■ REQUIRED WORK:
Report all lines holding "jejenum".

(Excerpt from a dataset)
++++++++++

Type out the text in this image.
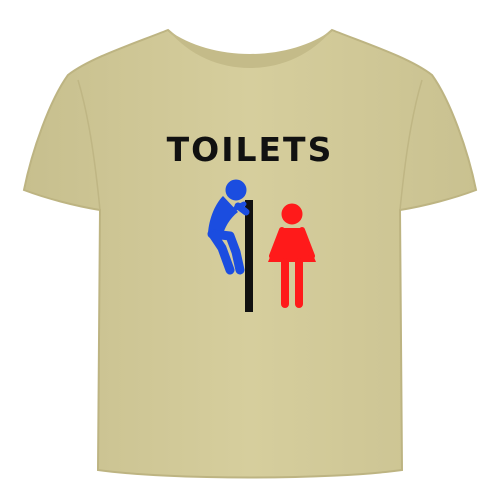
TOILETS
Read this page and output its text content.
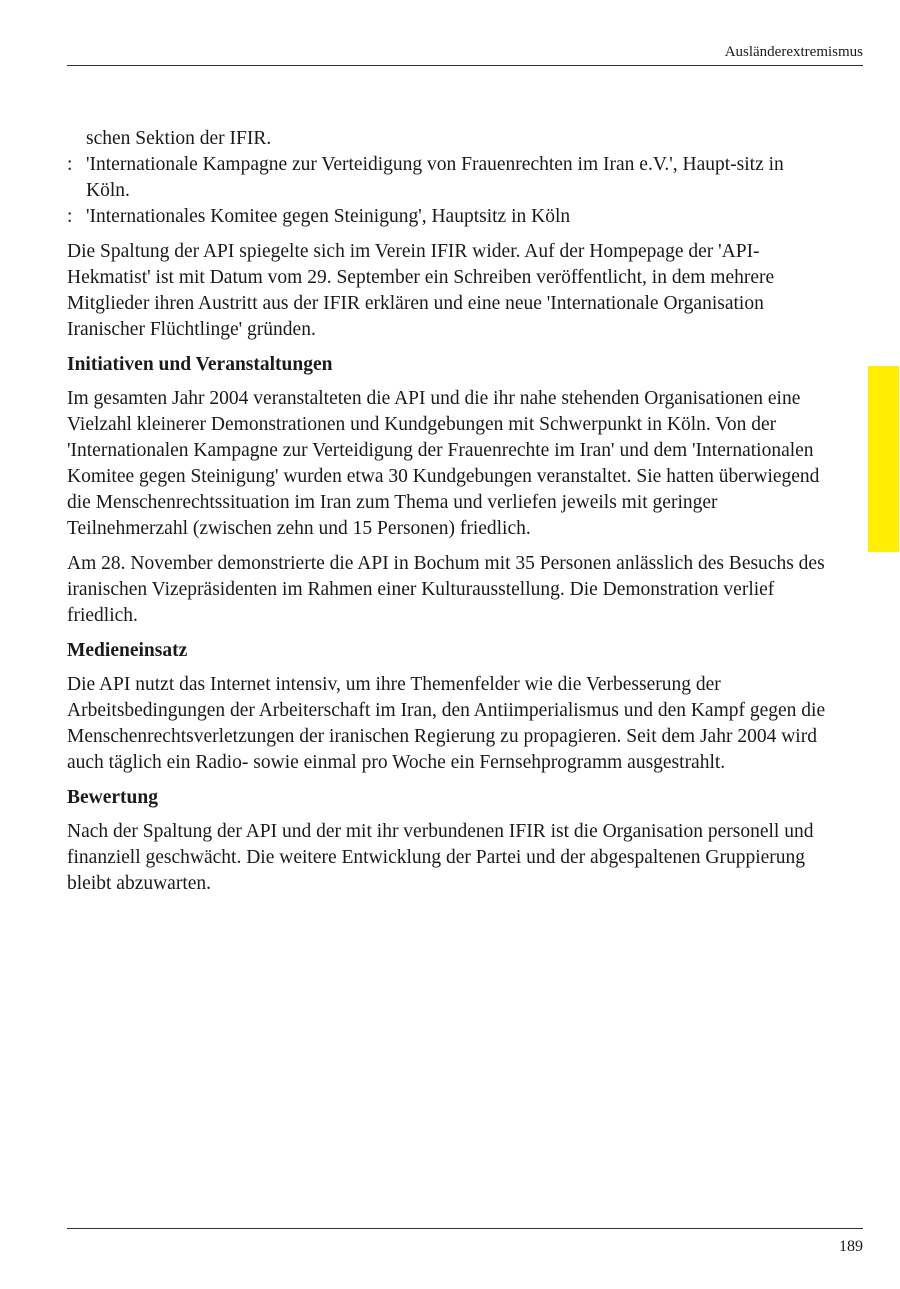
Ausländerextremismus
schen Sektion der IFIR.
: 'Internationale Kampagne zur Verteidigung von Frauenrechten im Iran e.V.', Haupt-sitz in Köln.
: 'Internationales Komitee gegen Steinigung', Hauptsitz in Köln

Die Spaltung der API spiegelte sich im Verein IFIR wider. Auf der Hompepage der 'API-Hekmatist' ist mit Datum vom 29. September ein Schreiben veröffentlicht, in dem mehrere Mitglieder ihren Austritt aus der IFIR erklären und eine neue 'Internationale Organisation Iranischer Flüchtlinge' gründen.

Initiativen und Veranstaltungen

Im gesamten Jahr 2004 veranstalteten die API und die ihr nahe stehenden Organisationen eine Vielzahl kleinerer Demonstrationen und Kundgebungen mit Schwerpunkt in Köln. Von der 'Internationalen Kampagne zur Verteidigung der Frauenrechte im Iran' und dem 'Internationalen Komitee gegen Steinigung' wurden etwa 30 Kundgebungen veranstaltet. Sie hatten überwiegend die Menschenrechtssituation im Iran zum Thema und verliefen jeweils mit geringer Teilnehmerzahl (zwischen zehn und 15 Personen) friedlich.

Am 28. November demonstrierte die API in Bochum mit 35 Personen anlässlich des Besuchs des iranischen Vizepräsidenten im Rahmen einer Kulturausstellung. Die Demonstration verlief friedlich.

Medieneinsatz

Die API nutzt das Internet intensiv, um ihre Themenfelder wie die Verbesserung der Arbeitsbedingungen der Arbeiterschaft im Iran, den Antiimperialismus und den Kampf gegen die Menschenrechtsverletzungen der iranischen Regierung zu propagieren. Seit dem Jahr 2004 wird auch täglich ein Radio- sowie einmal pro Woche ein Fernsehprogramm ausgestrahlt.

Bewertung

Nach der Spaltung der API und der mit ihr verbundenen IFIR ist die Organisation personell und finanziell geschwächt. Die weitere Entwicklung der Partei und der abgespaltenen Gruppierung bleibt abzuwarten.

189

++++++++++

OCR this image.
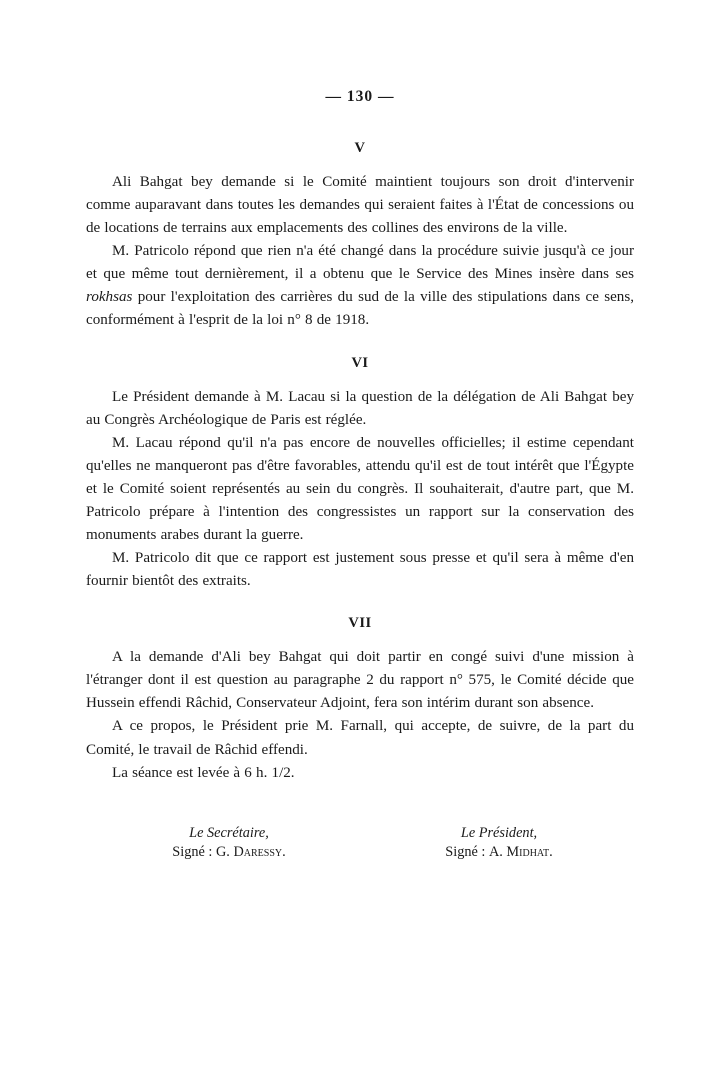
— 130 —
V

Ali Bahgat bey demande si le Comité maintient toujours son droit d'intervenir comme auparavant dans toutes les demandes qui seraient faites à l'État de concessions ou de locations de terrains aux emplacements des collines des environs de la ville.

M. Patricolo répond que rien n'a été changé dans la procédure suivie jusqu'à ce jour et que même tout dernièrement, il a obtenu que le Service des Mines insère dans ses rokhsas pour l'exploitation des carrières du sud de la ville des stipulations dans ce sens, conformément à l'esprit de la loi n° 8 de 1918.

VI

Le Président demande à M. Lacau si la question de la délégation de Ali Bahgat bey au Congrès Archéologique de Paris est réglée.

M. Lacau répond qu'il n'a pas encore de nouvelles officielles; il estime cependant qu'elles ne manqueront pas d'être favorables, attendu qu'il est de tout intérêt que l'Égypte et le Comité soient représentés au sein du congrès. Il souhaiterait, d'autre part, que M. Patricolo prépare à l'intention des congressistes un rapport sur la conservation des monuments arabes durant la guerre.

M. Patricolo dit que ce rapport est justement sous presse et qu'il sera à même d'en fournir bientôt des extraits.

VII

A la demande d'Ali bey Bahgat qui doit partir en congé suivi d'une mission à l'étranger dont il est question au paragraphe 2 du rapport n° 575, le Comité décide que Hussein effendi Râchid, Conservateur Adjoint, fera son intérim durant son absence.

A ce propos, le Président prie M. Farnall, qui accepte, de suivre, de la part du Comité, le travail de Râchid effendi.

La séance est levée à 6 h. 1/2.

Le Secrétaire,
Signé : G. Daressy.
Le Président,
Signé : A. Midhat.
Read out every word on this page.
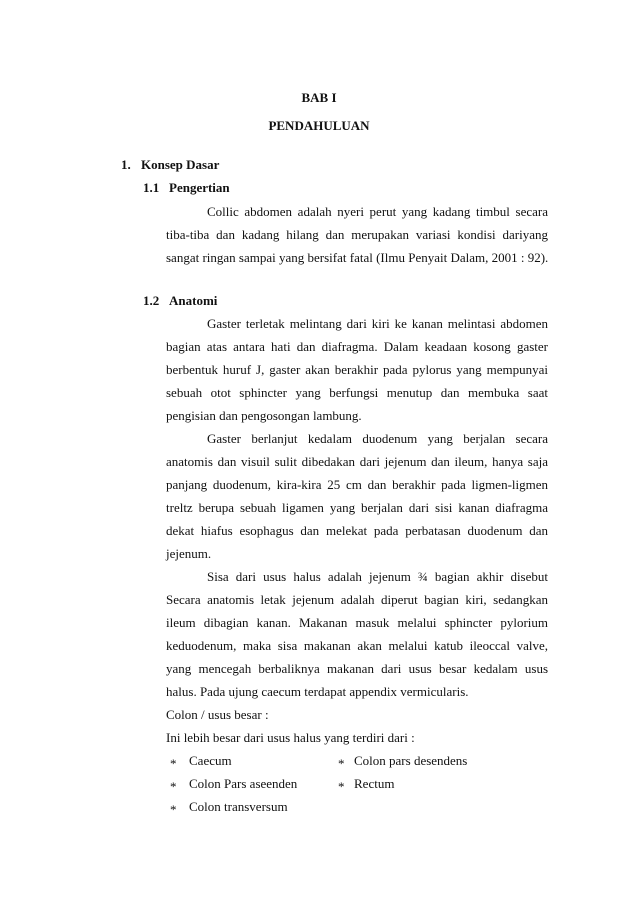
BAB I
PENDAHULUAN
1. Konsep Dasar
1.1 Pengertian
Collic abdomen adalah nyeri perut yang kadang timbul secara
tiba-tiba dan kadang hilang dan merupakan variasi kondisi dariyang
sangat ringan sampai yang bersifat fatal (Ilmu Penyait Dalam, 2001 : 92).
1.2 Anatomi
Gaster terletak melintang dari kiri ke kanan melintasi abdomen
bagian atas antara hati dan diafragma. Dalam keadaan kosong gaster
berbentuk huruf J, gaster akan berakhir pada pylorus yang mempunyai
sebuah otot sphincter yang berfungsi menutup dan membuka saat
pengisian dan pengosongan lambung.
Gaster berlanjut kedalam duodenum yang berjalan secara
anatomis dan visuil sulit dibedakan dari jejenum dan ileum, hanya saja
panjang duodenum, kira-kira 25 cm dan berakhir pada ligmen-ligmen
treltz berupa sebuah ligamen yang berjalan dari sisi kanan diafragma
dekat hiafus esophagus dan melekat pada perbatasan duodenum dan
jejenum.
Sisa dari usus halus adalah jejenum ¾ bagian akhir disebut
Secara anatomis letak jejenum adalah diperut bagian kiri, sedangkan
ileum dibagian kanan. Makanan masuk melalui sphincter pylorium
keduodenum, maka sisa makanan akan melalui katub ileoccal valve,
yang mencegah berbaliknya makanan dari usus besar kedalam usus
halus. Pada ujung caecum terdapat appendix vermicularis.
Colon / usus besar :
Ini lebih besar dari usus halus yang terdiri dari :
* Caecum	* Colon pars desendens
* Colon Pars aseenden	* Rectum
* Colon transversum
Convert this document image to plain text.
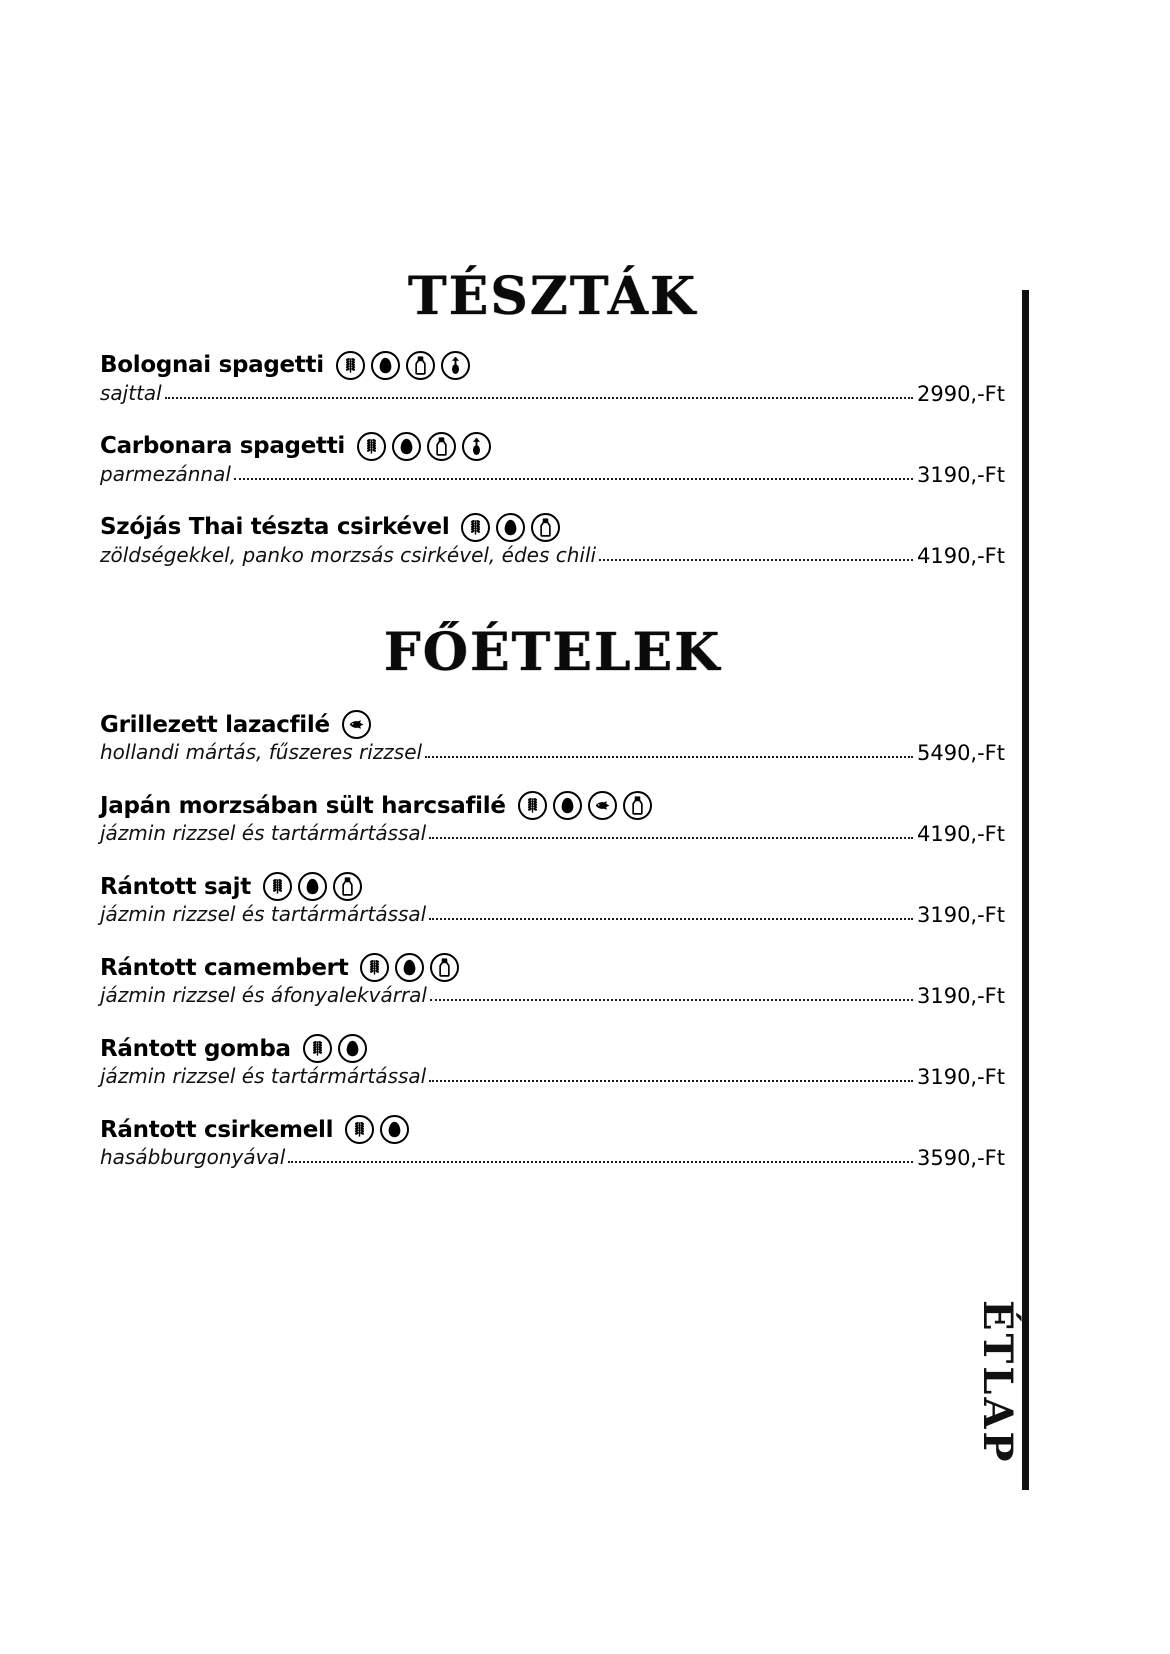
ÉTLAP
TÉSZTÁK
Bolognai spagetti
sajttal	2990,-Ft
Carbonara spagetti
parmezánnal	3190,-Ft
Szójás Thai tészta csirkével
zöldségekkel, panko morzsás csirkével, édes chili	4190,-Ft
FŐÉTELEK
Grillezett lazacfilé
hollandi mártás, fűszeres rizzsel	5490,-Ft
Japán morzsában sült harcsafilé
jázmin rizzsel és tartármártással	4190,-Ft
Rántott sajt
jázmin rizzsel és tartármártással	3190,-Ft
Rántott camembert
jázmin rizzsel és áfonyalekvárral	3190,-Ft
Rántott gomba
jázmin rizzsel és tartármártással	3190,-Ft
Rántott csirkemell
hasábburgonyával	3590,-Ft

++++++++++

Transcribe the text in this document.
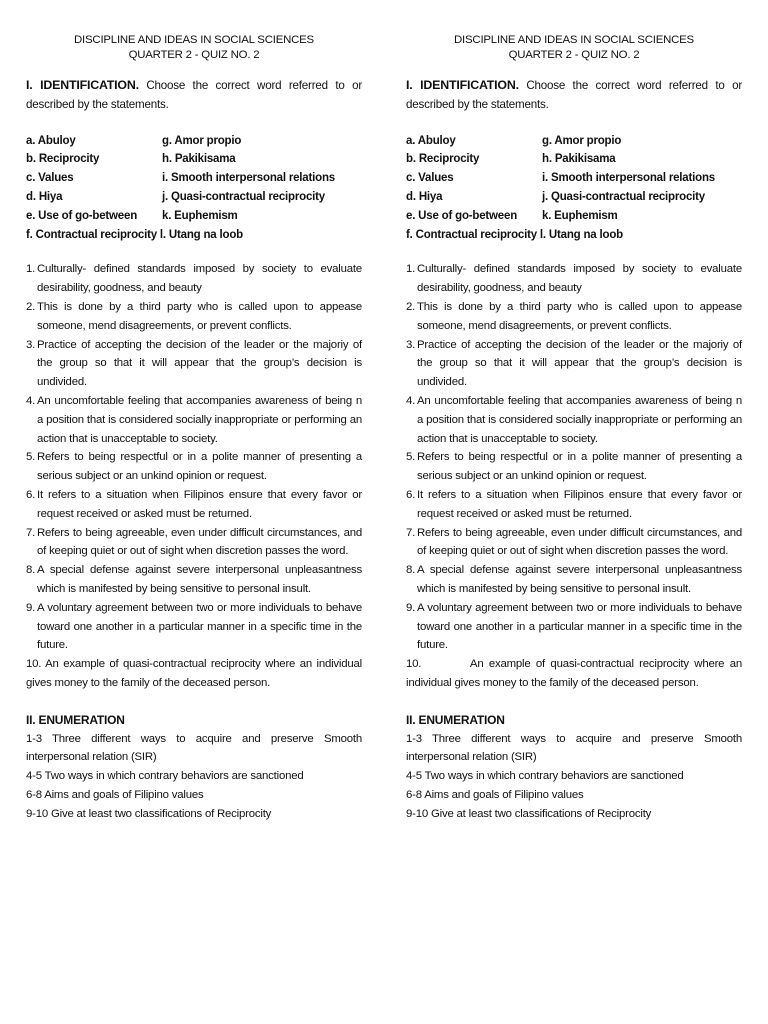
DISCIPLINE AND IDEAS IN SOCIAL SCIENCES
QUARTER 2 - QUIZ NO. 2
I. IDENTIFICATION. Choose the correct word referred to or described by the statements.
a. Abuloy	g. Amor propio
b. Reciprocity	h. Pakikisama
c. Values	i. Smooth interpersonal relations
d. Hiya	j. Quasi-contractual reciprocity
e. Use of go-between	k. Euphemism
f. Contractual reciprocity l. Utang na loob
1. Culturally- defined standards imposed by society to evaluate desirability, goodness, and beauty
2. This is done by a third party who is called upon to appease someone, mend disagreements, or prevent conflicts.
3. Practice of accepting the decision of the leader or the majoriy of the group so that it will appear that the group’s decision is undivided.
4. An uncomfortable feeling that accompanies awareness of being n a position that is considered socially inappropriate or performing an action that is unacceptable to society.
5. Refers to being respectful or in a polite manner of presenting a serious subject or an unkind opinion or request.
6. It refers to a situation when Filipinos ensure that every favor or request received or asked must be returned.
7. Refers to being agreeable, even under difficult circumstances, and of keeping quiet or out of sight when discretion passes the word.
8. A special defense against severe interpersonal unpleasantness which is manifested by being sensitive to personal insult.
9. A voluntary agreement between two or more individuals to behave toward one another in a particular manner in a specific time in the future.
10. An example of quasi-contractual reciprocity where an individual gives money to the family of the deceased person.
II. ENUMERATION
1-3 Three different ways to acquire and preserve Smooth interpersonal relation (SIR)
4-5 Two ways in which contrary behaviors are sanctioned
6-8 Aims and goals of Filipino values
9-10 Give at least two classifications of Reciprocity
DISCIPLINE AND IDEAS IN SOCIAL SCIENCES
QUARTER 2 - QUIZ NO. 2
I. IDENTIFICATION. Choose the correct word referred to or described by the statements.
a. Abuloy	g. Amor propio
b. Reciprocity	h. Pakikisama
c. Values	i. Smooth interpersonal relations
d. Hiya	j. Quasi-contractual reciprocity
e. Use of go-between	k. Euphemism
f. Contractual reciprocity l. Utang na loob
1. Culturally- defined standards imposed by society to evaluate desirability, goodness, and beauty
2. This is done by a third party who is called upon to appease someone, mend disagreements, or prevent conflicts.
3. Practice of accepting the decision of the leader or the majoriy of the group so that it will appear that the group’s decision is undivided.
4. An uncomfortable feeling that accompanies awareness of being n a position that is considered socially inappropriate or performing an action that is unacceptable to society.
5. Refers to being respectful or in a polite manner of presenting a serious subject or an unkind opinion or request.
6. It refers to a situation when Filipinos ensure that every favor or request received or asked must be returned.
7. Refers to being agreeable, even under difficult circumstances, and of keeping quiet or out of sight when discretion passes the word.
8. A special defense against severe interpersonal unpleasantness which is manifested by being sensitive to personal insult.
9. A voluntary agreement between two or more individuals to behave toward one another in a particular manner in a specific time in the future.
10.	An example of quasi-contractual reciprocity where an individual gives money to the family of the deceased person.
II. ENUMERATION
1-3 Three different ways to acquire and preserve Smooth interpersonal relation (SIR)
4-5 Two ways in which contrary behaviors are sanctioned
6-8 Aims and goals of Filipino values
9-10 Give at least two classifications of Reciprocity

++++++++++

■ ANSWER TO THE EXERCISE:
anatomis dan visuil sulit dibedakan dari jejenum dan ileum, hanya saja
jejenum.
Sisa dari usus halus adalah jejenum ¾ bagian akhir disebut
Secara anatomis letak jejenum adalah diperut bagian kiri, sedangkan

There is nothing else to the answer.